**Work instructions:**
Repeat the records below exactly, leaving out every picture.
╔══
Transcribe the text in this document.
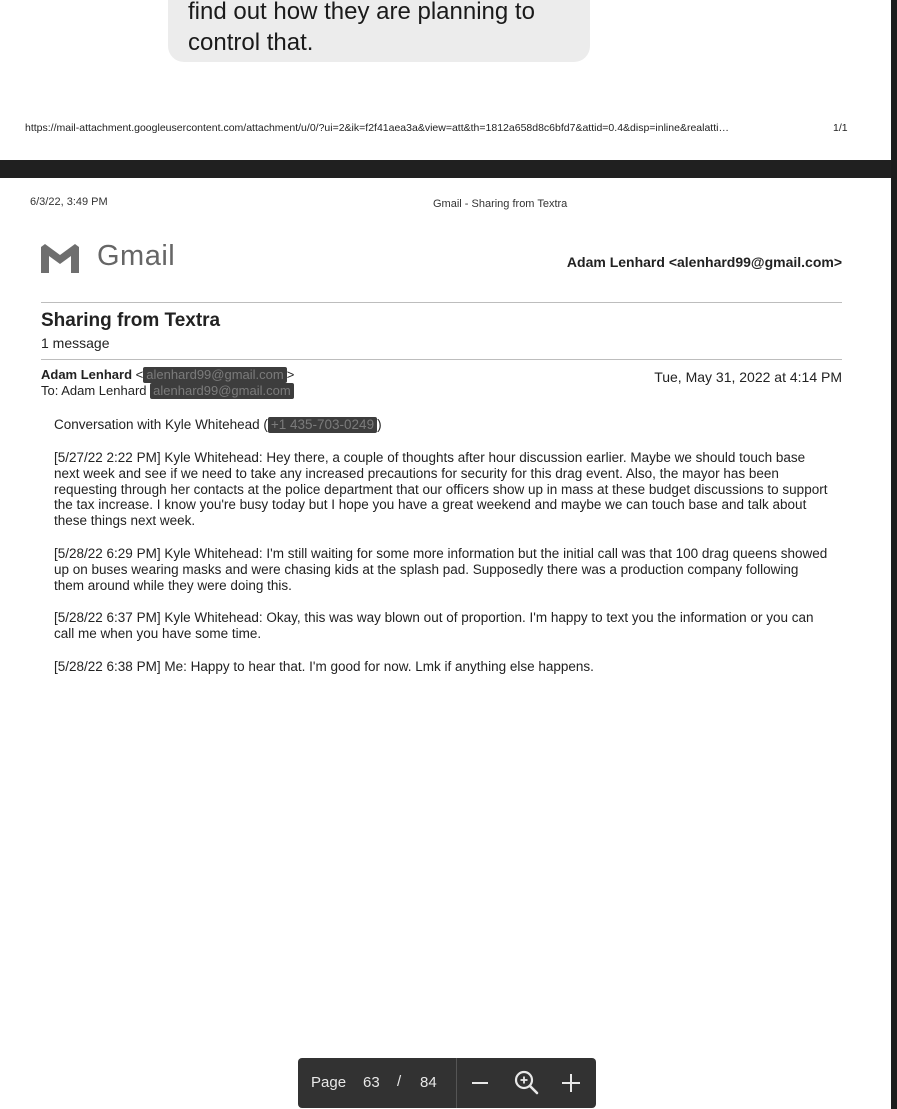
find out how they are planning to
control that.

https://mail-attachment.googleusercontent.com/attachment/u/0/?ui=2&ik=f2f41aea3a&view=att&th=1812a658d8c6bfd7&attid=0.4&disp=inline&realatti…	1/1
6/3/22, 3:49 PM	Gmail - Sharing from Textra
Gmail	Adam Lenhard <alenhard99@gmail.com>
Sharing from Textra
1 message
Adam Lenhard < alenhard99@gmail.com >
To: Adam Lenhard alenhard99@gmail.com
Tue, May 31, 2022 at 4:14 PM

Conversation with Kyle Whitehead ( +1 435-703-0249 )

[5/27/22 2:22 PM] Kyle Whitehead: Hey there, a couple of thoughts after hour discussion earlier. Maybe we should touch base next week and see if we need to take any increased precautions for security for this drag event. Also, the mayor has been requesting through her contacts at the police department that our officers show up in mass at these budget discussions to support the tax increase. I know you're busy today but I hope you have a great weekend and maybe we can touch base and talk about these things next week.

[5/28/22 6:29 PM] Kyle Whitehead: I'm still waiting for some more information but the initial call was that 100 drag queens showed up on buses wearing masks and were chasing kids at the splash pad. Supposedly there was a production company following them around while they were doing this.

[5/28/22 6:37 PM] Kyle Whitehead: Okay, this was way blown out of proportion. I'm happy to text you the information or you can call me when you have some time.

[5/28/22 6:38 PM] Me: Happy to hear that. I'm good for now. Lmk if anything else happens.

Page 63 / 84
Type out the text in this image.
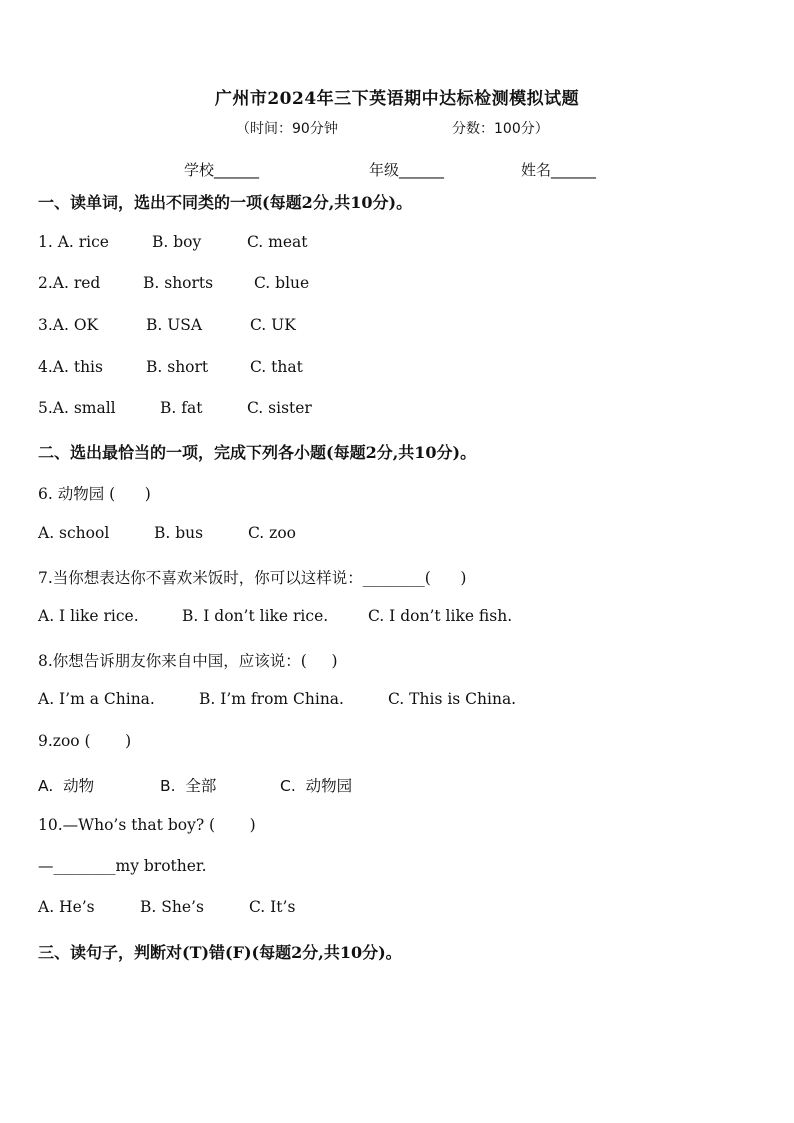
广州市2024年三下英语期中达标检测模拟试题
（时间：90分钟	分数：100分）
学校______	年级______	姓名______
一、读单词，选出不同类的一项(每题2分,共10分)。
1. A. rice	B. boy	C. meat
2.A. red	B. shorts	C. blue
3.A. OK	B. USA	C. UK
4.A. this	B. short	C. that
5.A. small	B. fat	C. sister
二、选出最恰当的一项，完成下列各小题(每题2分,共10分)。
6. 动物园 (      )
A. school	B. bus	C. zoo
7.当你想表达你不喜欢米饭时，你可以这样说：________(      )
A. I like rice.	B. I don’t like rice.	C. I don’t like fish.
8.你想告诉朋友你来自中国，应该说：(     )
A. I’m a China.	B. I’m from China.	C. This is China.
9.zoo (       )
A.  动物	B.  全部	C.  动物园
10.—Who’s that boy? (       )
—________my brother.
A. He’s	B. She’s	C. It’s
三、读句子，判断对(T)错(F)(每题2分,共10分)。
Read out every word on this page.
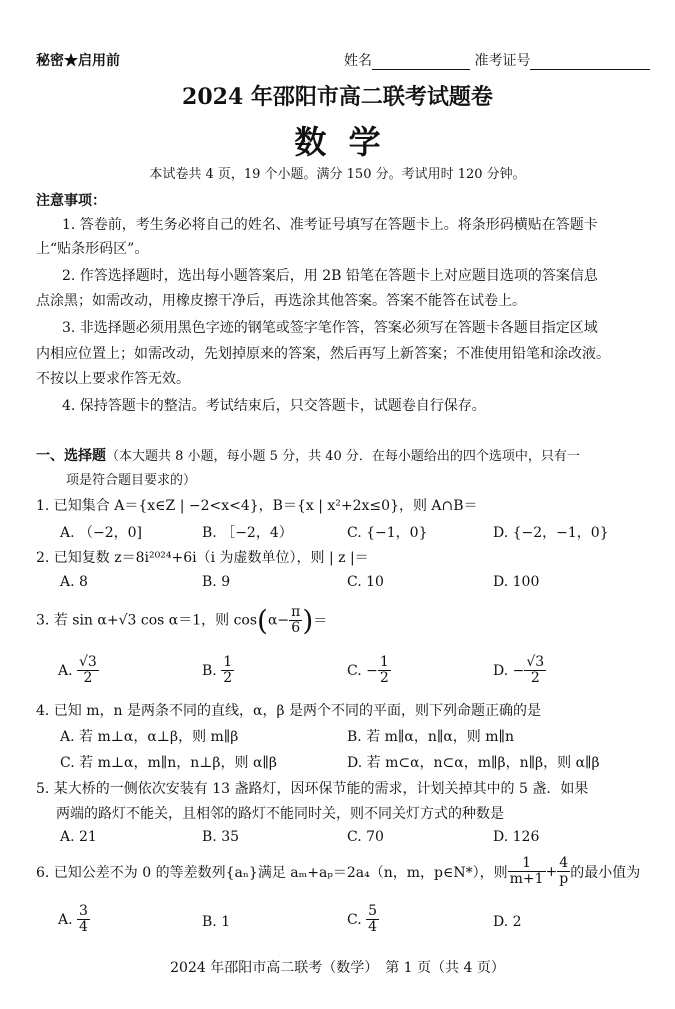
秘密★启用前	姓名	准考证号
2024 年邵阳市高二联考试题卷
数  学
本试卷共 4 页，19 个小题。满分 150 分。考试用时 120 分钟。
注意事项：
1. 答卷前，考生务必将自己的姓名、准考证号填写在答题卡上。将条形码横贴在答题卡
上“贴条形码区”。
2. 作答选择题时，选出每小题答案后，用 2B 铅笔在答题卡上对应题目选项的答案信息
点涂黑；如需改动，用橡皮擦干净后，再选涂其他答案。答案不能答在试卷上。
3. 非选择题必须用黑色字迹的钢笔或签字笔作答，答案必须写在答题卡各题目指定区域
内相应位置上；如需改动，先划掉原来的答案，然后再写上新答案；不准使用铅笔和涂改液。
不按以上要求作答无效。
4. 保持答题卡的整洁。考试结束后，只交答题卡，试题卷自行保存。
一、选择题（本大题共 8 小题，每小题 5 分，共 40 分．在每小题给出的四个选项中，只有一
项是符合题目要求的）
1. 已知集合 A＝{x∈Z | −2<x<4}，B＝{x | x²+2x≤0}，则 A∩B＝
A. （−2，0]	B. ［−2，4）	C. {−1，0}	D. {−2，−1，0}
2. 已知复数 z＝8i²⁰²⁴+6i（i 为虚数单位），则 | z |＝
A. 8	B. 9	C. 10	D. 100
3. 若 sin α+√3 cos α＝1，则 $\cos(\alpha- \frac{\pi}{6}$ )＝
A. $\frac{√3}{2}$	B. $\frac{1}{2}$	C. − $\frac{1}{2}$	D. − $\frac{√3}{2}$
4. 已知 m，n 是两条不同的直线，α，β 是两个不同的平面，则下列命题正确的是
A. 若 m⊥α，α⊥β，则 m∥β	B. 若 m∥α，n∥α，则 m∥n
C. 若 m⊥α，m∥n，n⊥β，则 α∥β	D. 若 m⊂α，n⊂α，m∥β，n∥β，则 α∥β
5. 某大桥的一侧依次安装有 13 盏路灯，因环保节能的需求，计划关掉其中的 5 盏．如果
两端的路灯不能关，且相邻的路灯不能同时关，则不同关灯方式的种数是
A. 21	B. 35	C. 70	D. 126
6. 已知公差不为 0 的等差数列{aₙ}满足 aₘ+aₚ＝2a₄（n，m，p∈N*），则 $\frac{1}{m+1} + \frac{4}{p}$ 的最小值为
A. $\frac{3}{4}$	B. 1	C. $\frac{5}{4}$	D. 2
2024 年邵阳市高二联考（数学）　第 1 页（共 4 页）
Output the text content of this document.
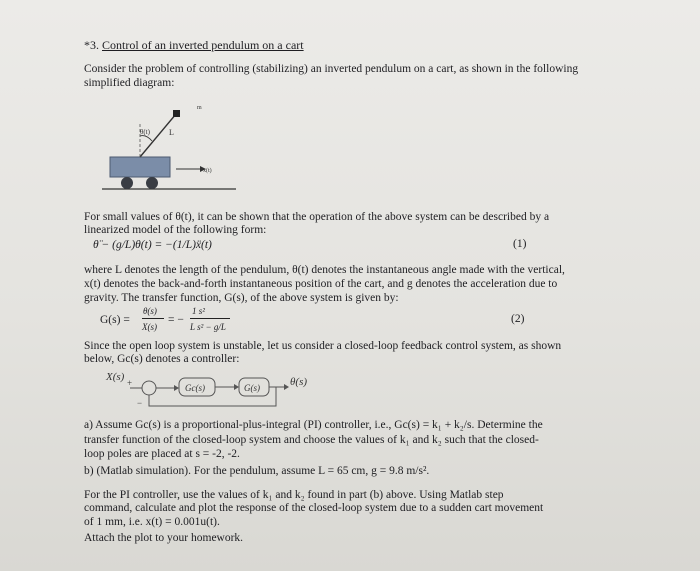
*3. Control of an inverted pendulum on a cart
Consider the problem of controlling (stabilizing) an inverted pendulum on a cart, as shown in the following
simplified diagram:
θ(t) L
m
x(t)
For small values of θ(t), it can be shown that the operation of the above system can be described by a
linearized model of the following form:
θ̈ − (g/L)θ(t) = −(1/L)ẍ(t)	(1)
where L denotes the length of the pendulum, θ(t) denotes the instantaneous angle made with the vertical,
x(t) denotes the back-and-forth instantaneous position of the cart, and g denotes the acceleration due to
gravity. The transfer function, G(s), of the above system is given by:
G(s) =
θ(s)
X(s)
= −
1 s²
L s² − g/L
(2)
Since the open loop system is unstable, let us consider a closed-loop feedback control system, as shown
below, Gc(s) denotes a controller:
X(s) +
−
Gc(s)	G(s)	θ(s)
a) Assume Gc(s) is a proportional-plus-integral (PI) controller, i.e., Gc(s) = k₁ + k₂/s. Determine the
transfer function of the closed-loop system and choose the values of k₁ and k₂ such that the closed-
loop poles are placed at s = -2, -2.
b) (Matlab simulation). For the pendulum, assume L = 65 cm, g = 9.8 m/s².
For the PI controller, use the values of k₁ and k₂ found in part (b) above. Using Matlab step
command, calculate and plot the response of the closed-loop system due to a sudden cart movement
of 1 mm, i.e. x(t) = 0.001u(t).
Attach the plot to your homework.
╚══
**Problem solution:**
Transcribe the text in this document.
find out how they are planning to
control that.

https://mail-attachment.googleusercontent.com/attachment/u/0/?ui=2&ik=f2f41aea3a&view=att&th=1812a658d8c6bfd7&attid=0.4&disp=inline&realatti…	1/1
6/3/22, 3:49 PM	Gmail - Sharing from Textra
Gmail	Adam Lenhard <alenhard99@gmail.com>
Sharing from Textra
1 message
Adam Lenhard < alenhard99@gmail.com >
To: Adam Lenhard alenhard99@gmail.com
Tue, May 31, 2022 at 4:14 PM

Conversation with Kyle Whitehead ( +1 435-703-0249 )

[5/27/22 2:22 PM] Kyle Whitehead: Hey there, a couple of thoughts after hour discussion earlier. Maybe we should touch base next week and see if we need to take any increased precautions for security for this drag event. Also, the mayor has been requesting through her contacts at the police department that our officers show up in mass at these budget discussions to support the tax increase. I know you're busy today but I hope you have a great weekend and maybe we can touch base and talk about these things next week.

[5/28/22 6:29 PM] Kyle Whitehead: I'm still waiting for some more information but the initial call was that 100 drag queens showed up on buses wearing masks and were chasing kids at the splash pad. Supposedly there was a production company following them around while they were doing this.

[5/28/22 6:37 PM] Kyle Whitehead: Okay, this was way blown out of proportion. I'm happy to text you the information or you can call me when you have some time.

[5/28/22 6:38 PM] Me: Happy to hear that. I'm good for now. Lmk if anything else happens.

Page 63 / 84
Type out the text in this image.
广州市2024年三下英语期中达标检测模拟试题
（时间：90分钟	分数：100分）
学校______	年级______	姓名______
一、读单词，选出不同类的一项(每题2分,共10分)。
1. A. rice	B. boy	C. meat
2.A. red	B. shorts	C. blue
3.A. OK	B. USA	C. UK
4.A. this	B. short	C. that
5.A. small	B. fat	C. sister
二、选出最恰当的一项，完成下列各小题(每题2分,共10分)。
6. 动物园 (      )
A. school	B. bus	C. zoo
7.当你想表达你不喜欢米饭时，你可以这样说：________(      )
A. I like rice.	B. I don’t like rice.	C. I don’t like fish.
8.你想告诉朋友你来自中国，应该说：(     )
A. I’m a China.	B. I’m from China.	C. This is China.
9.zoo (       )
A.  动物	B.  全部	C.  动物园
10.—Who’s that boy? (       )
—________my brother.
A. He’s	B. She’s	C. It’s
三、读句子，判断对(T)错(F)(每题2分,共10分)。
Read out every word on this page.
秘密★启用前	姓名	准考证号
2024 年邵阳市高二联考试题卷
数  学
本试卷共 4 页，19 个小题。满分 150 分。考试用时 120 分钟。
注意事项：
1. 答卷前，考生务必将自己的姓名、准考证号填写在答题卡上。将条形码横贴在答题卡
上“贴条形码区”。
2. 作答选择题时，选出每小题答案后，用 2B 铅笔在答题卡上对应题目选项的答案信息
点涂黑；如需改动，用橡皮擦干净后，再选涂其他答案。答案不能答在试卷上。
3. 非选择题必须用黑色字迹的钢笔或签字笔作答，答案必须写在答题卡各题目指定区域
内相应位置上；如需改动，先划掉原来的答案，然后再写上新答案；不准使用铅笔和涂改液。
不按以上要求作答无效。
4. 保持答题卡的整洁。考试结束后，只交答题卡，试题卷自行保存。
一、选择题（本大题共 8 小题，每小题 5 分，共 40 分．在每小题给出的四个选项中，只有一
项是符合题目要求的）
1. 已知集合 A＝{x∈Z | −2<x<4}，B＝{x | x²+2x≤0}，则 A∩B＝
A. （−2，0]	B. ［−2，4）	C. {−1，0}	D. {−2，−1，0}
2. 已知复数 z＝8i²⁰²⁴+6i（i 为虚数单位），则 | z |＝
A. 8	B. 9	C. 10	D. 100
3. 若 sin α+√3 cos α＝1，则 $\cos(\alpha- \frac{\pi}{6}$ )＝
A. $\frac{√3}{2}$	B. $\frac{1}{2}$	C. − $\frac{1}{2}$	D. − $\frac{√3}{2}$
4. 已知 m，n 是两条不同的直线，α，β 是两个不同的平面，则下列命题正确的是
A. 若 m⊥α，α⊥β，则 m∥β	B. 若 m∥α，n∥α，则 m∥n
C. 若 m⊥α，m∥n，n⊥β，则 α∥β	D. 若 m⊂α，n⊂α，m∥β，n∥β，则 α∥β
5. 某大桥的一侧依次安装有 13 盏路灯，因环保节能的需求，计划关掉其中的 5 盏．如果
两端的路灯不能关，且相邻的路灯不能同时关，则不同关灯方式的种数是
A. 21	B. 35	C. 70	D. 126
6. 已知公差不为 0 的等差数列{aₙ}满足 aₘ+aₚ＝2a₄（n，m，p∈N*），则 $\frac{1}{m+1} + \frac{4}{p}$ 的最小值为
A. $\frac{3}{4}$	B. 1	C. $\frac{5}{4}$	D. 2
2024 年邵阳市高二联考（数学）　第 1 页（共 4 页）
Output the text content of this document.
*3. Control of an inverted pendulum on a cart
Consider the problem of controlling (stabilizing) an inverted pendulum on a cart, as shown in the following
simplified diagram:
θ(t) L
m
x(t)
For small values of θ(t), it can be shown that the operation of the above system can be described by a
linearized model of the following form:
θ̈ − (g/L)θ(t) = −(1/L)ẍ(t)	(1)
where L denotes the length of the pendulum, θ(t) denotes the instantaneous angle made with the vertical,
x(t) denotes the back-and-forth instantaneous position of the cart, and g denotes the acceleration due to
gravity. The transfer function, G(s), of the above system is given by:
G(s) =
θ(s)
X(s)
= −
1 s²
L s² − g/L
(2)
Since the open loop system is unstable, let us consider a closed-loop feedback control system, as shown
below, Gc(s) denotes a controller:
X(s) +
−
Gc(s)	G(s)	θ(s)
a) Assume Gc(s) is a proportional-plus-integral (PI) controller, i.e., Gc(s) = k₁ + k₂/s. Determine the
transfer function of the closed-loop system and choose the values of k₁ and k₂ such that the closed-
loop poles are placed at s = -2, -2.
b) (Matlab simulation). For the pendulum, assume L = 65 cm, g = 9.8 m/s².
For the PI controller, use the values of k₁ and k₂ found in part (b) above. Using Matlab step
command, calculate and plot the response of the closed-loop system due to a sudden cart movement
of 1 mm, i.e. x(t) = 0.001u(t).
Attach the plot to your homework.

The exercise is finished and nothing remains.